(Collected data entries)

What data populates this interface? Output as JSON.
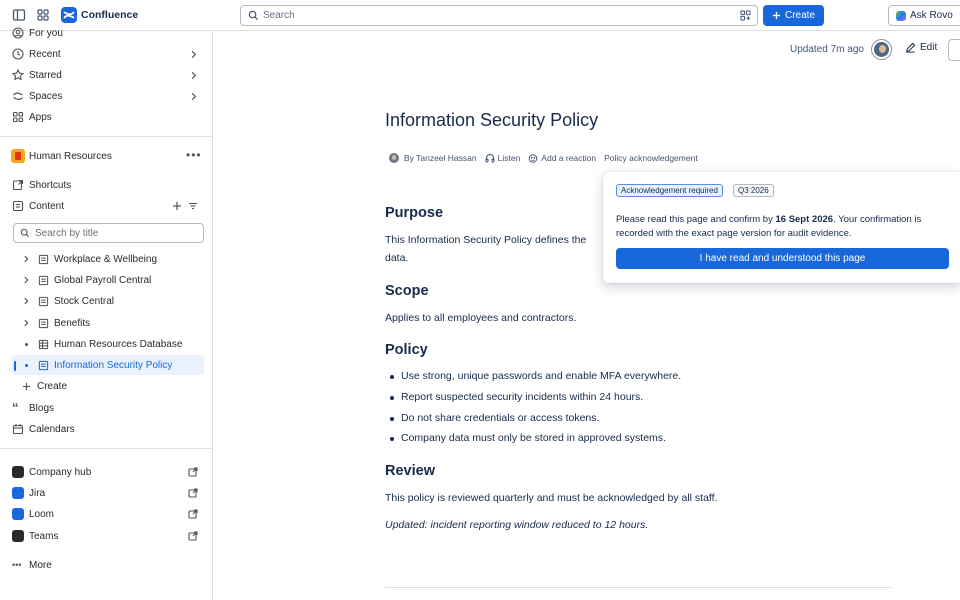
{
  "topbar": {
    "app_name": "Confluence",
    "search_placeholder": "Search",
    "create_label": "Create",
    "ask_rovo_label": "Ask Rovo"
  },
  "sidebar": {
    "nav": [
      {
        "label": "For you",
        "icon": "person-icon"
      },
      {
        "label": "Recent",
        "icon": "clock-icon"
      },
      {
        "label": "Starred",
        "icon": "star-icon"
      },
      {
        "label": "Spaces",
        "icon": "spaces-icon"
      },
      {
        "label": "Apps",
        "icon": "apps-icon"
      }
    ],
    "space_name": "Human Resources",
    "shortcuts_label": "Shortcuts",
    "content_label": "Content",
    "search_placeholder": "Search by title",
    "tree": [
      {
        "label": "Workplace & Wellbeing",
        "has_children": true
      },
      {
        "label": "Global Payroll Central",
        "has_children": true
      },
      {
        "label": "Stock Central",
        "has_children": true
      },
      {
        "label": "Benefits",
        "has_children": true
      },
      {
        "label": "Human Resources Database",
        "has_children": false
      },
      {
        "label": "Information Security Policy",
        "has_children": false,
        "active": true
      }
    ],
    "create_label": "Create",
    "blogs_label": "Blogs",
    "calendars_label": "Calendars",
    "apps": [
      {
        "label": "Company hub",
        "icon": "company-hub-icon",
        "color": "#292a2e"
      },
      {
        "label": "Jira",
        "icon": "jira-icon",
        "color": "#1868db"
      },
      {
        "label": "Loom",
        "icon": "loom-icon",
        "color": "#1868db"
      },
      {
        "label": "Teams",
        "icon": "teams-icon",
        "color": "#292a2e"
      }
    ],
    "more_label": "More"
  },
  "page": {
    "updated": "Updated 7m ago",
    "edit_label": "Edit",
    "title": "Information Security Policy",
    "byline": {
      "author": "By Tanzeel Hassan",
      "listen": "Listen",
      "reaction": "Add a reaction",
      "acknowledgement": "Policy acknowledgement"
    },
    "purpose_heading": "Purpose",
    "purpose_text_1": "This Information Security Policy defines the",
    "purpose_text_2": "data.",
    "scope_heading": "Scope",
    "scope_text": "Applies to all employees and contractors.",
    "policy_heading": "Policy",
    "policy_items": [
      "Use strong, unique passwords and enable MFA everywhere.",
      "Report suspected security incidents within 24 hours.",
      "Do not share credentials or access tokens.",
      "Company data must only be stored in approved systems."
    ],
    "review_heading": "Review",
    "review_text": "This policy is reviewed quarterly and must be acknowledged by all staff.",
    "updated_note": "Updated: incident reporting window reduced to 12 hours."
  },
  "popup": {
    "badge_required": "Acknowledgement required",
    "badge_quarter": "Q3 2026",
    "text_before": "Please read this page and confirm by ",
    "deadline": "16 Sept 2026",
    "text_after": ". Your confirmation is recorded with the exact page version for audit evidence.",
    "button_label": "I have read and understood this page"
  },
  "colors": {
    "accent": "#1868db",
    "text": "#172b4d",
    "border": "#dcdfe4"
  }
}
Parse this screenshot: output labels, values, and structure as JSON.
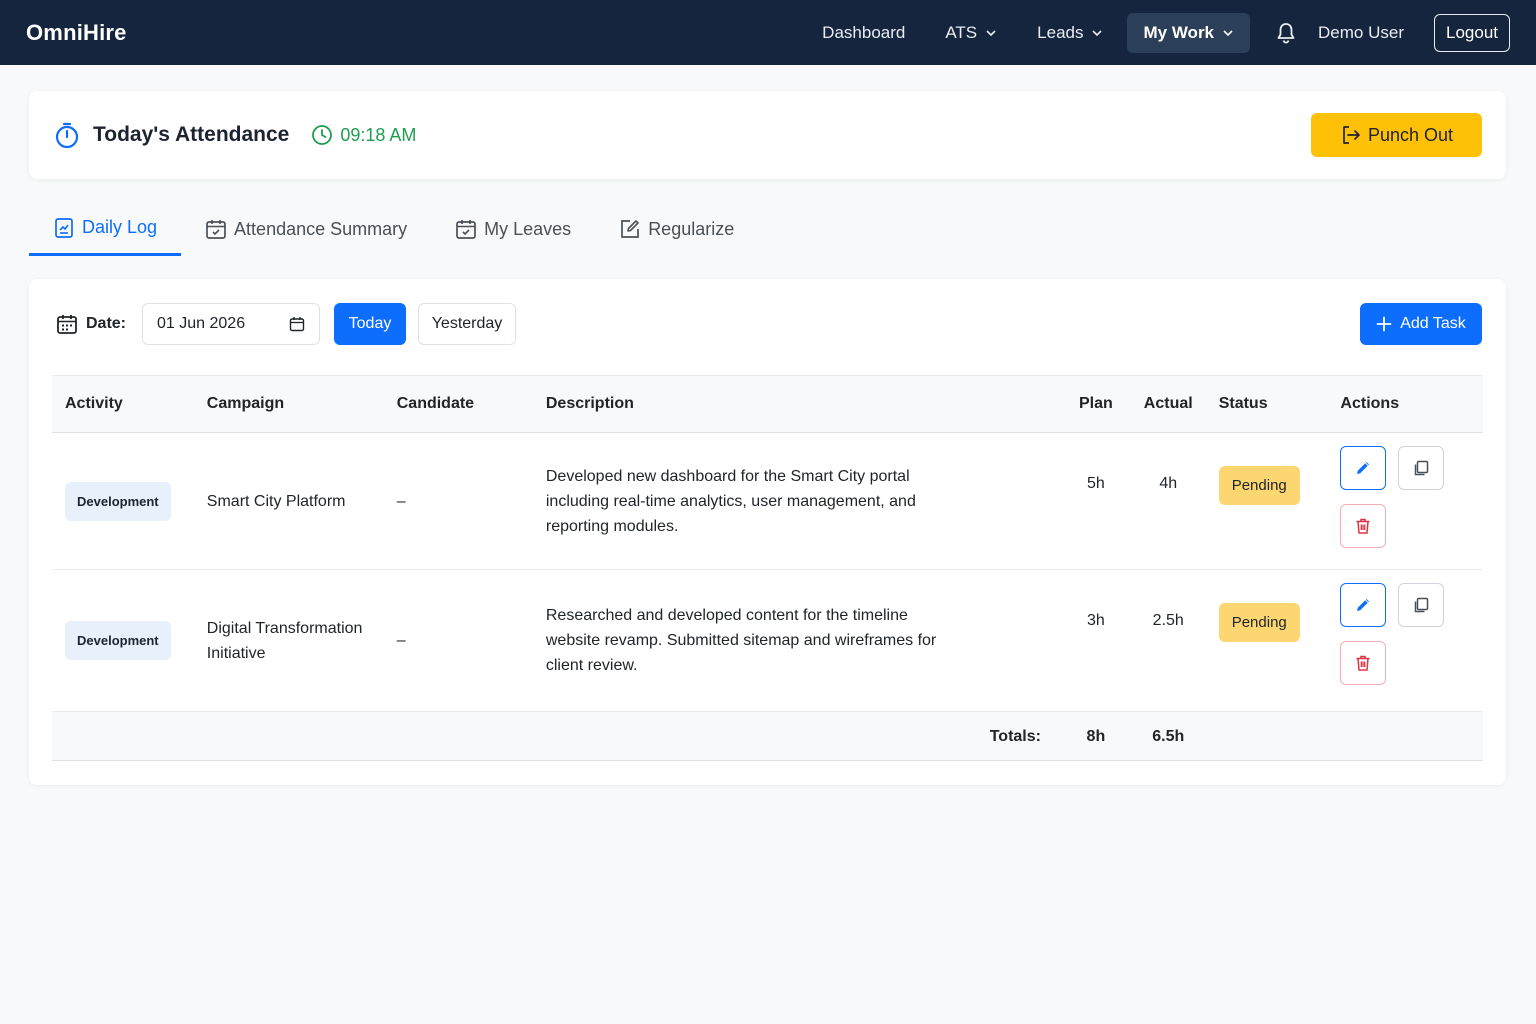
{
  "navbar": {
    "brand": "OmniHire",
    "links": [
      {
        "label": "Dashboard"
      },
      {
        "label": "ATS"
      },
      {
        "label": "Leads"
      },
      {
        "label": "My Work"
      }
    ],
    "user": "Demo User",
    "logout": "Logout"
  },
  "attendance": {
    "title": "Today's Attendance",
    "time": "09:18 AM",
    "punch_label": "Punch Out"
  },
  "tabs": [
    {
      "label": "Daily Log"
    },
    {
      "label": "Attendance Summary"
    },
    {
      "label": "My Leaves"
    },
    {
      "label": "Regularize"
    }
  ],
  "filters": {
    "date_label": "Date:",
    "date_value": "01 Jun 2026",
    "today": "Today",
    "yesterday": "Yesterday",
    "add_task": "Add Task"
  },
  "table": {
    "headers": {
      "activity": "Activity",
      "campaign": "Campaign",
      "candidate": "Candidate",
      "description": "Description",
      "plan": "Plan",
      "actual": "Actual",
      "status": "Status",
      "actions": "Actions"
    },
    "rows": [
      {
        "activity": "Development",
        "campaign": "Smart City Platform",
        "candidate": "–",
        "description": "Developed new dashboard for the Smart City portal including real-time analytics, user management, and reporting modules.",
        "plan": "5h",
        "actual": "4h",
        "status": "Pending"
      },
      {
        "activity": "Development",
        "campaign": "Digital Transformation Initiative",
        "candidate": "–",
        "description": "Researched and developed content for the timeline website revamp. Submitted sitemap and wireframes for client review.",
        "plan": "3h",
        "actual": "2.5h",
        "status": "Pending"
      }
    ],
    "totals": {
      "label": "Totals:",
      "plan": "8h",
      "actual": "6.5h"
    }
  },
  "colors": {
    "navbar_bg": "#14253d",
    "primary": "#0d6efd",
    "warning": "#ffc107",
    "success": "#1e9e4f",
    "danger": "#dc3545"
  }
}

§ **Work to complete**: Copy out all of the data word for word. Do not carry over any picture.

§ **Task solution**:
What data populates this interface? Output as JSON.
{
  "topbar": {
    "app_name": "Confluence",
    "search_placeholder": "Search",
    "create_label": "Create",
    "ask_rovo_label": "Ask Rovo"
  },
  "sidebar": {
    "nav": [
      {
        "label": "For you",
        "icon": "person-icon"
      },
      {
        "label": "Recent",
        "icon": "clock-icon"
      },
      {
        "label": "Starred",
        "icon": "star-icon"
      },
      {
        "label": "Spaces",
        "icon": "spaces-icon"
      },
      {
        "label": "Apps",
        "icon": "apps-icon"
      }
    ],
    "space_name": "Human Resources",
    "shortcuts_label": "Shortcuts",
    "content_label": "Content",
    "search_placeholder": "Search by title",
    "tree": [
      {
        "label": "Workplace & Wellbeing",
        "has_children": true
      },
      {
        "label": "Global Payroll Central",
        "has_children": true
      },
      {
        "label": "Stock Central",
        "has_children": true
      },
      {
        "label": "Benefits",
        "has_children": true
      },
      {
        "label": "Human Resources Database",
        "has_children": false
      },
      {
        "label": "Information Security Policy",
        "has_children": false,
        "active": true
      }
    ],
    "create_label": "Create",
    "blogs_label": "Blogs",
    "calendars_label": "Calendars",
    "apps": [
      {
        "label": "Company hub",
        "icon": "company-hub-icon",
        "color": "#292a2e"
      },
      {
        "label": "Jira",
        "icon": "jira-icon",
        "color": "#1868db"
      },
      {
        "label": "Loom",
        "icon": "loom-icon",
        "color": "#1868db"
      },
      {
        "label": "Teams",
        "icon": "teams-icon",
        "color": "#292a2e"
      }
    ],
    "more_label": "More"
  },
  "page": {
    "updated": "Updated 7m ago",
    "edit_label": "Edit",
    "title": "Information Security Policy",
    "byline": {
      "author": "By Tanzeel Hassan",
      "listen": "Listen",
      "reaction": "Add a reaction",
      "acknowledgement": "Policy acknowledgement"
    },
    "purpose_heading": "Purpose",
    "purpose_text_1": "This Information Security Policy defines the",
    "purpose_text_2": "data.",
    "scope_heading": "Scope",
    "scope_text": "Applies to all employees and contractors.",
    "policy_heading": "Policy",
    "policy_items": [
      "Use strong, unique passwords and enable MFA everywhere.",
      "Report suspected security incidents within 24 hours.",
      "Do not share credentials or access tokens.",
      "Company data must only be stored in approved systems."
    ],
    "review_heading": "Review",
    "review_text": "This policy is reviewed quarterly and must be acknowledged by all staff.",
    "updated_note": "Updated: incident reporting window reduced to 12 hours."
  },
  "popup": {
    "badge_required": "Acknowledgement required",
    "badge_quarter": "Q3 2026",
    "text_before": "Please read this page and confirm by ",
    "deadline": "16 Sept 2026",
    "text_after": ". Your confirmation is recorded with the exact page version for audit evidence.",
    "button_label": "I have read and understood this page"
  },
  "colors": {
    "accent": "#1868db",
    "text": "#172b4d",
    "border": "#dcdfe4"
  }
}
Parse this screenshot: output labels, values, and structure as JSON.
{
  "navbar": {
    "brand": "OmniHire",
    "links": [
      {
        "label": "Dashboard"
      },
      {
        "label": "ATS"
      },
      {
        "label": "Leads"
      },
      {
        "label": "My Work"
      }
    ],
    "user": "Demo User",
    "logout": "Logout"
  },
  "attendance": {
    "title": "Today's Attendance",
    "time": "09:18 AM",
    "punch_label": "Punch Out"
  },
  "tabs": [
    {
      "label": "Daily Log"
    },
    {
      "label": "Attendance Summary"
    },
    {
      "label": "My Leaves"
    },
    {
      "label": "Regularize"
    }
  ],
  "filters": {
    "date_label": "Date:",
    "date_value": "01 Jun 2026",
    "today": "Today",
    "yesterday": "Yesterday",
    "add_task": "Add Task"
  },
  "table": {
    "headers": {
      "activity": "Activity",
      "campaign": "Campaign",
      "candidate": "Candidate",
      "description": "Description",
      "plan": "Plan",
      "actual": "Actual",
      "status": "Status",
      "actions": "Actions"
    },
    "rows": [
      {
        "activity": "Development",
        "campaign": "Smart City Platform",
        "candidate": "–",
        "description": "Developed new dashboard for the Smart City portal including real-time analytics, user management, and reporting modules.",
        "plan": "5h",
        "actual": "4h",
        "status": "Pending"
      },
      {
        "activity": "Development",
        "campaign": "Digital Transformation Initiative",
        "candidate": "–",
        "description": "Researched and developed content for the timeline website revamp. Submitted sitemap and wireframes for client review.",
        "plan": "3h",
        "actual": "2.5h",
        "status": "Pending"
      }
    ],
    "totals": {
      "label": "Totals:",
      "plan": "8h",
      "actual": "6.5h"
    }
  },
  "colors": {
    "navbar_bg": "#14253d",
    "primary": "#0d6efd",
    "warning": "#ffc107",
    "success": "#1e9e4f",
    "danger": "#dc3545"
  }
}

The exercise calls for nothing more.